■ Passage given ■
There is a TON of information regarding the effects of lubricant on the bullet; how about the effects on the bore? Less friction should, & I say should, promote longevity of the bore life; should it not? 2nd, running a coated bullet, shouldn't copper fouling be reduced to a near zero amount?


t
The velocity difference in the 6.5x284 is small and not attributable to the coating as it was not my intent to do a scientific test and hold all the other factors constant (new vs. fired brass, temperature, degree of bore cleaning, lot of bullets, lot of primers, lot of powder, etc.) The tests in the 5.56mm NATO were scientific and these factors were carefully controlled.

Less friction may well increase bore life, but I would not expect a 15% decrease in friction to increase bore life by more than 15%, and I expect the benefit might not even be that much if throat erosion due to the pressure and temperature of the hot gases are the main cause of accuracy degradation at the end of bore life.

We have not been able to do a convincing quantitative test of copper fouling to say that any coating decreases fouling. We have discussed with chemists how we might quantify the amount of fouling we pull out after shooting, but the available techniques are prohibitively expensive.

■ Stored rows ■
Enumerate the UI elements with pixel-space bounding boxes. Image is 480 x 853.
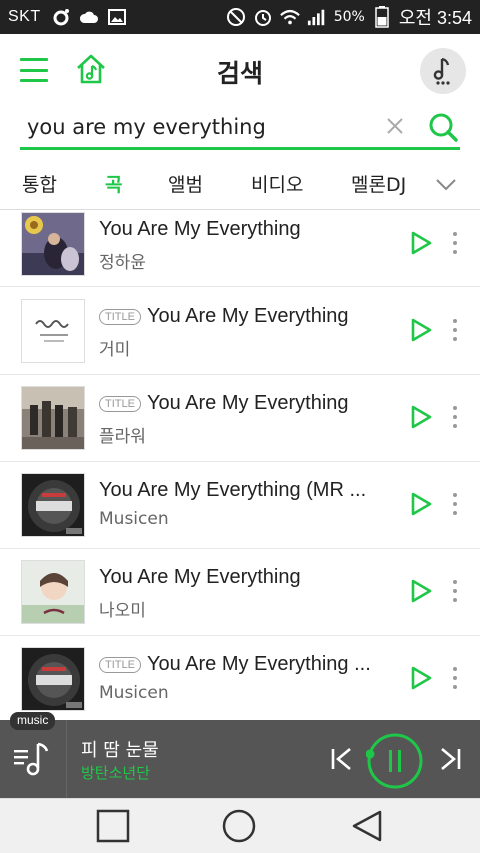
music-badge: music bbox=[10, 712, 56, 730]
system-nav-bar bbox=[0, 798, 480, 853]
album-art bbox=[21, 473, 85, 537]
next-track-icon[interactable] bbox=[438, 746, 462, 772]
app-header: 검색 bbox=[0, 34, 480, 108]
search-input[interactable] bbox=[27, 112, 367, 142]
chevron-down-icon[interactable] bbox=[434, 172, 458, 196]
tab-melon-dj[interactable]: 멜론DJ bbox=[351, 170, 406, 197]
menu-button[interactable] bbox=[20, 58, 48, 82]
notification-icon bbox=[51, 7, 71, 27]
song-list: You Are My Everything 정하윤 TITLE You Are … bbox=[0, 211, 480, 720]
battery-icon bbox=[372, 6, 392, 28]
more-options-icon[interactable] bbox=[448, 404, 462, 430]
album-art bbox=[21, 560, 85, 624]
song-title: You Are My Everything bbox=[99, 218, 301, 240]
signal-icon bbox=[307, 7, 327, 27]
wifi-icon bbox=[279, 7, 300, 27]
play-icon[interactable] bbox=[408, 491, 434, 517]
album-art bbox=[21, 647, 85, 711]
play-icon[interactable] bbox=[408, 404, 434, 430]
my-music-button[interactable] bbox=[420, 48, 466, 94]
tab-songs[interactable]: 곡 bbox=[105, 170, 122, 197]
play-icon[interactable] bbox=[408, 578, 434, 604]
alarm-icon bbox=[253, 7, 273, 27]
image-icon bbox=[107, 7, 127, 27]
song-artist: Musicen bbox=[99, 683, 169, 703]
more-options-icon[interactable] bbox=[448, 230, 462, 256]
now-playing-title: 피 땀 눈물 bbox=[81, 740, 159, 761]
list-item[interactable]: TITLE You Are My Everything ... Musicen bbox=[0, 636, 480, 720]
song-artist: 거미 bbox=[99, 340, 131, 360]
more-options-icon[interactable] bbox=[448, 317, 462, 343]
list-item[interactable]: You Are My Everything (MR ... Musicen bbox=[0, 462, 480, 549]
title-badge: TITLE bbox=[99, 308, 141, 325]
more-options-icon[interactable] bbox=[448, 491, 462, 517]
more-options-icon[interactable] bbox=[448, 578, 462, 604]
clock: 오전 3:54 bbox=[398, 8, 472, 28]
song-artist: Musicen bbox=[99, 509, 169, 529]
mute-icon bbox=[226, 7, 246, 27]
list-item[interactable]: TITLE You Are My Everything 플라워 bbox=[0, 375, 480, 462]
song-title: You Are My Everything ... bbox=[146, 653, 371, 675]
more-options-icon[interactable] bbox=[448, 665, 462, 691]
clear-icon[interactable] bbox=[385, 116, 405, 136]
album-art bbox=[21, 386, 85, 450]
title-badge: TITLE bbox=[99, 656, 141, 673]
recent-apps-icon[interactable] bbox=[96, 809, 130, 843]
album-art bbox=[21, 212, 85, 276]
play-icon[interactable] bbox=[408, 665, 434, 691]
song-artist: 정하윤 bbox=[99, 253, 146, 273]
tab-albums[interactable]: 앨범 bbox=[168, 170, 203, 197]
category-tabs: 통합 곡 앨범 비디오 멜론DJ bbox=[0, 158, 480, 210]
home-icon[interactable] bbox=[222, 809, 256, 843]
song-artist: 플라워 bbox=[99, 427, 146, 447]
search-icon[interactable] bbox=[428, 112, 458, 142]
song-title: You Are My Everything bbox=[146, 392, 349, 414]
list-item[interactable]: TITLE You Are My Everything 거미 bbox=[0, 288, 480, 375]
playlist-icon[interactable] bbox=[12, 736, 56, 780]
previous-track-icon[interactable] bbox=[330, 746, 354, 772]
song-title: You Are My Everything bbox=[99, 566, 301, 588]
play-icon[interactable] bbox=[408, 230, 434, 256]
list-item[interactable]: You Are My Everything 정하윤 bbox=[0, 211, 480, 287]
song-artist: 나오미 bbox=[99, 601, 146, 621]
back-icon[interactable] bbox=[350, 809, 384, 843]
tab-all[interactable]: 통합 bbox=[22, 170, 57, 197]
status-bar: SKT 50% 오전 3:54 bbox=[0, 0, 480, 34]
album-art bbox=[21, 299, 85, 363]
pause-icon[interactable] bbox=[365, 732, 424, 790]
battery-percent: 50% bbox=[333, 9, 365, 25]
carrier-label: SKT bbox=[8, 8, 41, 25]
song-title: You Are My Everything bbox=[146, 305, 349, 327]
list-item[interactable]: You Are My Everything 나오미 bbox=[0, 549, 480, 636]
play-icon[interactable] bbox=[408, 317, 434, 343]
page-title: 검색 bbox=[216, 59, 263, 88]
now-playing-artist: 방탄소년단 bbox=[81, 764, 151, 782]
title-badge: TITLE bbox=[99, 395, 141, 412]
mini-player[interactable]: music 피 땀 눈물 방탄소년단 bbox=[0, 712, 480, 798]
cloud-icon bbox=[79, 7, 99, 27]
tab-videos[interactable]: 비디오 bbox=[251, 170, 303, 197]
home-music-icon[interactable] bbox=[74, 52, 108, 86]
song-title: You Are My Everything (MR ... bbox=[99, 479, 367, 501]
search-bar bbox=[20, 108, 460, 150]
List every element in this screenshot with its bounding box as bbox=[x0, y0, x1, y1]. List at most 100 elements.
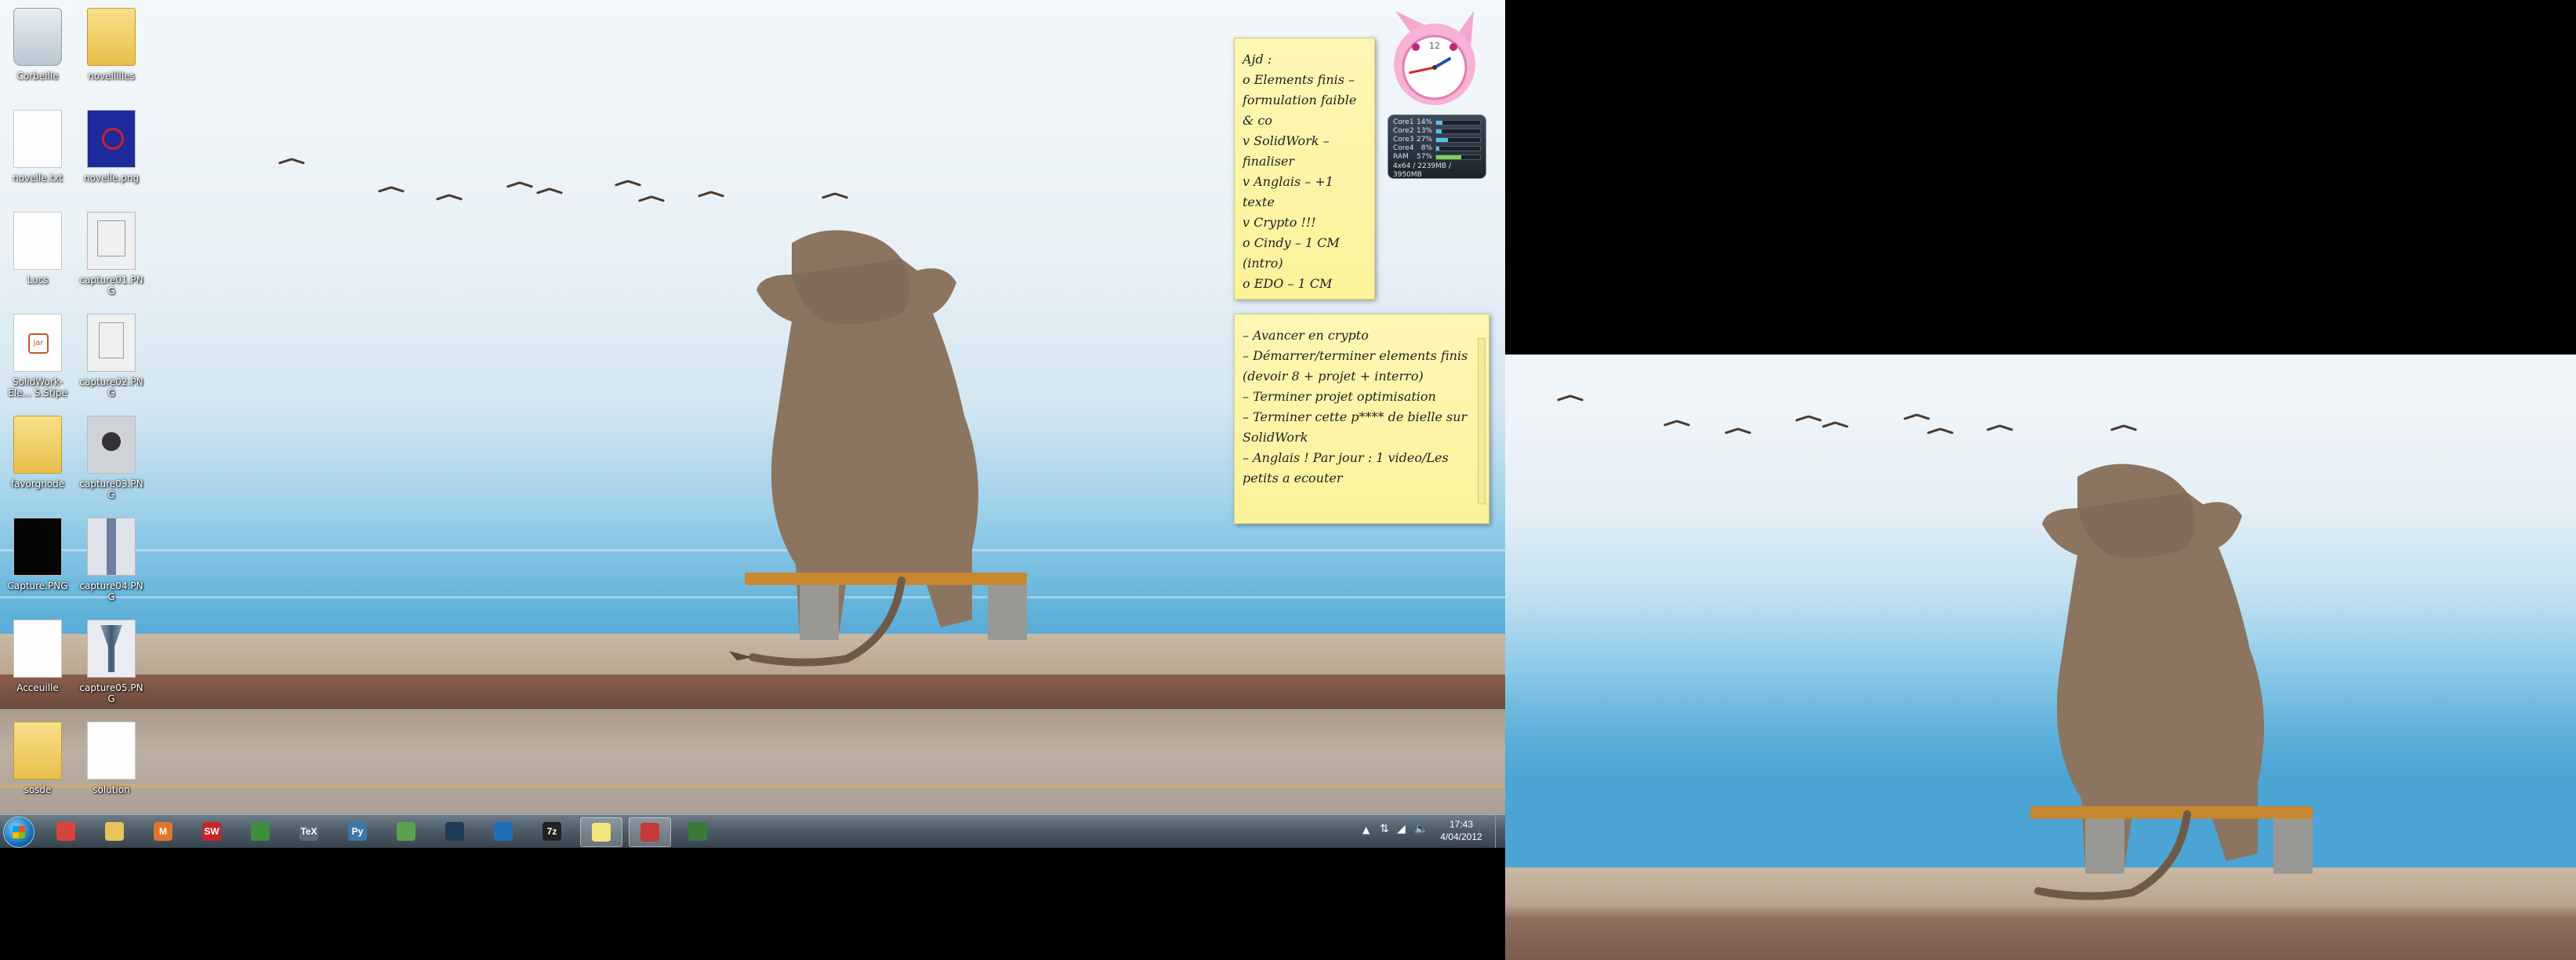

■ Exercise instructions ■
#1 Transcribe the passage on bullet coatings and bore life from "Less friction may" up to and including "are prohibitively expensive.".
#2 In the passage on bullet coatings and bore life, what prevents the quantification of the copper fouling removed after shooting?
#3 Write the next part of the passage on bullet coatings and bore life, starting after its last sentence.

■ Outputs in order ■
#1
Less friction may well increase bore life, but I would not expect a 15% decrease in friction to increase bore life by more than 15%, and I expect the benefit might not even be that much if throat erosion due to the pressure and temperature of the hot gases are the main cause of accuracy degradation at the end of bore life.

We have not been able to do a convincing quantitative test of copper fouling to say that any coating decreases fouling. We have discussed with chemists how we might quantify the amount of fouling we pull out after shooting, but the available techniques are prohibitively expensive.

#2 The available techniques are prohibitively expensive.

#3
On the theoretical side the field of tribology (the science of friction and wear) suggests that wear is not usually reduced disproportionately to friction and that as long as there are high levels of friction, both surfaces will continue to experience wear. The tribology journals and other scientific works suggest that the lubricants under discussion tend to reduce wear in rough proportion to their reduction of friction.

On the experience side, we have never failed to pull out copper when cleaning a rifle after shooting coated bullets. Even as few as 10 to 20 bullets produce copper fouling. We cannot even conclude subjectively that the amount of copper seems to be less.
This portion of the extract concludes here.